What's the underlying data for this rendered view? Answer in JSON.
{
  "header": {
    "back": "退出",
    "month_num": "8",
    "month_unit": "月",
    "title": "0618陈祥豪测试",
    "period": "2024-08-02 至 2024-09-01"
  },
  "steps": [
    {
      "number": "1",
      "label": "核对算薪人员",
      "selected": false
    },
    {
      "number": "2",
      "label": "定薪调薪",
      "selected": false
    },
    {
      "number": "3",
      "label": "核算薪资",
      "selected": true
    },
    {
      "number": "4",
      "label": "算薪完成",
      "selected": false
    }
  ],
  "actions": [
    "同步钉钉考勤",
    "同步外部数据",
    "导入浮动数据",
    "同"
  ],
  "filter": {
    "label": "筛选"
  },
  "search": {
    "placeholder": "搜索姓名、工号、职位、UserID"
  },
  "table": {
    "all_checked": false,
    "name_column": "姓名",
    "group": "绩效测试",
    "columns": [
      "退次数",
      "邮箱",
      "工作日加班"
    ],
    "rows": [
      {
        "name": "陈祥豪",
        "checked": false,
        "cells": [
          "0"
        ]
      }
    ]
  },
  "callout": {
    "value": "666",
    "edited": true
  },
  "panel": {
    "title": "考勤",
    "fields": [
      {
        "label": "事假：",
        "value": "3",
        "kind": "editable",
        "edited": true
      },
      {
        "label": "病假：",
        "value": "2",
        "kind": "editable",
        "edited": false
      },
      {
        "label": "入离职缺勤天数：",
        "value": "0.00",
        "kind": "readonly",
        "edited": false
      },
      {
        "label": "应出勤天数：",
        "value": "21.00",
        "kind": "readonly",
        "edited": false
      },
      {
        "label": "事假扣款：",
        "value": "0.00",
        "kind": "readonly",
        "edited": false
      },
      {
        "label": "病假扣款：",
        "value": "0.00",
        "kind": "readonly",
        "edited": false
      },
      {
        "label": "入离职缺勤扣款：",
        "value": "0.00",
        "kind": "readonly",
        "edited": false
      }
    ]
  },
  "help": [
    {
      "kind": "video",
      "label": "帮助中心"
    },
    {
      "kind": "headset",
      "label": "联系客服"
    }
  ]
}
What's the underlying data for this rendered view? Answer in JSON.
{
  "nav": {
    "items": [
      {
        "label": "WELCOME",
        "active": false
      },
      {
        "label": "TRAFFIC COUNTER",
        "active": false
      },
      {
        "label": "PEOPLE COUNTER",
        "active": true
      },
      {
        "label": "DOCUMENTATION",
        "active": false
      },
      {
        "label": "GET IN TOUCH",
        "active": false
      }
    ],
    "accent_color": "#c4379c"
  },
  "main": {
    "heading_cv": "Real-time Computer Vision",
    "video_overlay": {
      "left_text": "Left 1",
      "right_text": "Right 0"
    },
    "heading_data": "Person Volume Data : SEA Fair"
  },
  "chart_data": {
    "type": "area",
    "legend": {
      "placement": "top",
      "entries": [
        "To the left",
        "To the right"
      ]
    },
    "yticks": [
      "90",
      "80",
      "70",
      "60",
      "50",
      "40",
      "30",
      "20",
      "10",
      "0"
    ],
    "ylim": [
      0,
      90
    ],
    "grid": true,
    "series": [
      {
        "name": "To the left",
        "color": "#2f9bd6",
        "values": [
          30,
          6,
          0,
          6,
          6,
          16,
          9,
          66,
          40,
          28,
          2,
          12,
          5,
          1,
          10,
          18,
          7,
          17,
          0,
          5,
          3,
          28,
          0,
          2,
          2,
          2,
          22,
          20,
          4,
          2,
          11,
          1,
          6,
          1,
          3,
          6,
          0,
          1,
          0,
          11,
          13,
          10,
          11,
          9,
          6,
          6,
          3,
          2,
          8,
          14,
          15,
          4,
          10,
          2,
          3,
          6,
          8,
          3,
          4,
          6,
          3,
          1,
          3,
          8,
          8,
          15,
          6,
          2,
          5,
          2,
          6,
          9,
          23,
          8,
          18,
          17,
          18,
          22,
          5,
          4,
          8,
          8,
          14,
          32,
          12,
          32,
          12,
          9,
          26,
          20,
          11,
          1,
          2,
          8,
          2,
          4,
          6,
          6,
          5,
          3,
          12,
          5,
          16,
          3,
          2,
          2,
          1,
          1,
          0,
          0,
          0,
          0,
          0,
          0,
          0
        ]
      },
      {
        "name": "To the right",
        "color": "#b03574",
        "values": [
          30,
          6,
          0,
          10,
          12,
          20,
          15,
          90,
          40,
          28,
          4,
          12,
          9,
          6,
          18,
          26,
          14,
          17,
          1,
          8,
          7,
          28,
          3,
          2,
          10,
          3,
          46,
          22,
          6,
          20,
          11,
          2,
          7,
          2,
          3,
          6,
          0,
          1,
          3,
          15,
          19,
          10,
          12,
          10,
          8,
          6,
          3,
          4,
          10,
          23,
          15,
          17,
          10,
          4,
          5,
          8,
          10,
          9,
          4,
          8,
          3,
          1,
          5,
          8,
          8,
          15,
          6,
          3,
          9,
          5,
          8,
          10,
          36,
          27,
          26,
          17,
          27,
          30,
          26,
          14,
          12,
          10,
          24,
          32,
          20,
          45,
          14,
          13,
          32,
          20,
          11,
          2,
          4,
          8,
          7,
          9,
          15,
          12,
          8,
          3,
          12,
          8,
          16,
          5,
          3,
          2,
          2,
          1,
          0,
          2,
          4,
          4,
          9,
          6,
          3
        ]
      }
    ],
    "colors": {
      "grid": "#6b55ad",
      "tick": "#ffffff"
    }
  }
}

Requirements: Set every line of the listing down word for word.

The response:
What's the underlying data for this rendered view? Answer in JSON.
{
  "header": {
    "back": "退出",
    "month_num": "8",
    "month_unit": "月",
    "title": "0618陈祥豪测试",
    "period": "2024-08-02 至 2024-09-01"
  },
  "steps": [
    {
      "number": "1",
      "label": "核对算薪人员",
      "selected": false
    },
    {
      "number": "2",
      "label": "定薪调薪",
      "selected": false
    },
    {
      "number": "3",
      "label": "核算薪资",
      "selected": true
    },
    {
      "number": "4",
      "label": "算薪完成",
      "selected": false
    }
  ],
  "actions": [
    "同步钉钉考勤",
    "同步外部数据",
    "导入浮动数据",
    "同"
  ],
  "filter": {
    "label": "筛选"
  },
  "search": {
    "placeholder": "搜索姓名、工号、职位、UserID"
  },
  "table": {
    "all_checked": false,
    "name_column": "姓名",
    "group": "绩效测试",
    "columns": [
      "退次数",
      "邮箱",
      "工作日加班"
    ],
    "rows": [
      {
        "name": "陈祥豪",
        "checked": false,
        "cells": [
          "0"
        ]
      }
    ]
  },
  "callout": {
    "value": "666",
    "edited": true
  },
  "panel": {
    "title": "考勤",
    "fields": [
      {
        "label": "事假：",
        "value": "3",
        "kind": "editable",
        "edited": true
      },
      {
        "label": "病假：",
        "value": "2",
        "kind": "editable",
        "edited": false
      },
      {
        "label": "入离职缺勤天数：",
        "value": "0.00",
        "kind": "readonly",
        "edited": false
      },
      {
        "label": "应出勤天数：",
        "value": "21.00",
        "kind": "readonly",
        "edited": false
      },
      {
        "label": "事假扣款：",
        "value": "0.00",
        "kind": "readonly",
        "edited": false
      },
      {
        "label": "病假扣款：",
        "value": "0.00",
        "kind": "readonly",
        "edited": false
      },
      {
        "label": "入离职缺勤扣款：",
        "value": "0.00",
        "kind": "readonly",
        "edited": false
      }
    ]
  },
  "help": [
    {
      "kind": "video",
      "label": "帮助中心"
    },
    {
      "kind": "headset",
      "label": "联系客服"
    }
  ]
}
What's the underlying data for this rendered view? Answer in JSON.
{
  "nav": {
    "items": [
      {
        "label": "WELCOME",
        "active": false
      },
      {
        "label": "TRAFFIC COUNTER",
        "active": false
      },
      {
        "label": "PEOPLE COUNTER",
        "active": true
      },
      {
        "label": "DOCUMENTATION",
        "active": false
      },
      {
        "label": "GET IN TOUCH",
        "active": false
      }
    ],
    "accent_color": "#c4379c"
  },
  "main": {
    "heading_cv": "Real-time Computer Vision",
    "video_overlay": {
      "left_text": "Left 1",
      "right_text": "Right 0"
    },
    "heading_data": "Person Volume Data : SEA Fair"
  },
  "chart_data": {
    "type": "area",
    "legend": {
      "placement": "top",
      "entries": [
        "To the left",
        "To the right"
      ]
    },
    "yticks": [
      "90",
      "80",
      "70",
      "60",
      "50",
      "40",
      "30",
      "20",
      "10",
      "0"
    ],
    "ylim": [
      0,
      90
    ],
    "grid": true,
    "series": [
      {
        "name": "To the left",
        "color": "#2f9bd6",
        "values": [
          30,
          6,
          0,
          6,
          6,
          16,
          9,
          66,
          40,
          28,
          2,
          12,
          5,
          1,
          10,
          18,
          7,
          17,
          0,
          5,
          3,
          28,
          0,
          2,
          2,
          2,
          22,
          20,
          4,
          2,
          11,
          1,
          6,
          1,
          3,
          6,
          0,
          1,
          0,
          11,
          13,
          10,
          11,
          9,
          6,
          6,
          3,
          2,
          8,
          14,
          15,
          4,
          10,
          2,
          3,
          6,
          8,
          3,
          4,
          6,
          3,
          1,
          3,
          8,
          8,
          15,
          6,
          2,
          5,
          2,
          6,
          9,
          23,
          8,
          18,
          17,
          18,
          22,
          5,
          4,
          8,
          8,
          14,
          32,
          12,
          32,
          12,
          9,
          26,
          20,
          11,
          1,
          2,
          8,
          2,
          4,
          6,
          6,
          5,
          3,
          12,
          5,
          16,
          3,
          2,
          2,
          1,
          1,
          0,
          0,
          0,
          0,
          0,
          0,
          0
        ]
      },
      {
        "name": "To the right",
        "color": "#b03574",
        "values": [
          30,
          6,
          0,
          10,
          12,
          20,
          15,
          90,
          40,
          28,
          4,
          12,
          9,
          6,
          18,
          26,
          14,
          17,
          1,
          8,
          7,
          28,
          3,
          2,
          10,
          3,
          46,
          22,
          6,
          20,
          11,
          2,
          7,
          2,
          3,
          6,
          0,
          1,
          3,
          15,
          19,
          10,
          12,
          10,
          8,
          6,
          3,
          4,
          10,
          23,
          15,
          17,
          10,
          4,
          5,
          8,
          10,
          9,
          4,
          8,
          3,
          1,
          5,
          8,
          8,
          15,
          6,
          3,
          9,
          5,
          8,
          10,
          36,
          27,
          26,
          17,
          27,
          30,
          26,
          14,
          12,
          10,
          24,
          32,
          20,
          45,
          14,
          13,
          32,
          20,
          11,
          2,
          4,
          8,
          7,
          9,
          15,
          12,
          8,
          3,
          12,
          8,
          16,
          5,
          3,
          2,
          2,
          1,
          0,
          2,
          4,
          4,
          9,
          6,
          3
        ]
      }
    ],
    "colors": {
      "grid": "#6b55ad",
      "tick": "#ffffff"
    }
  }
}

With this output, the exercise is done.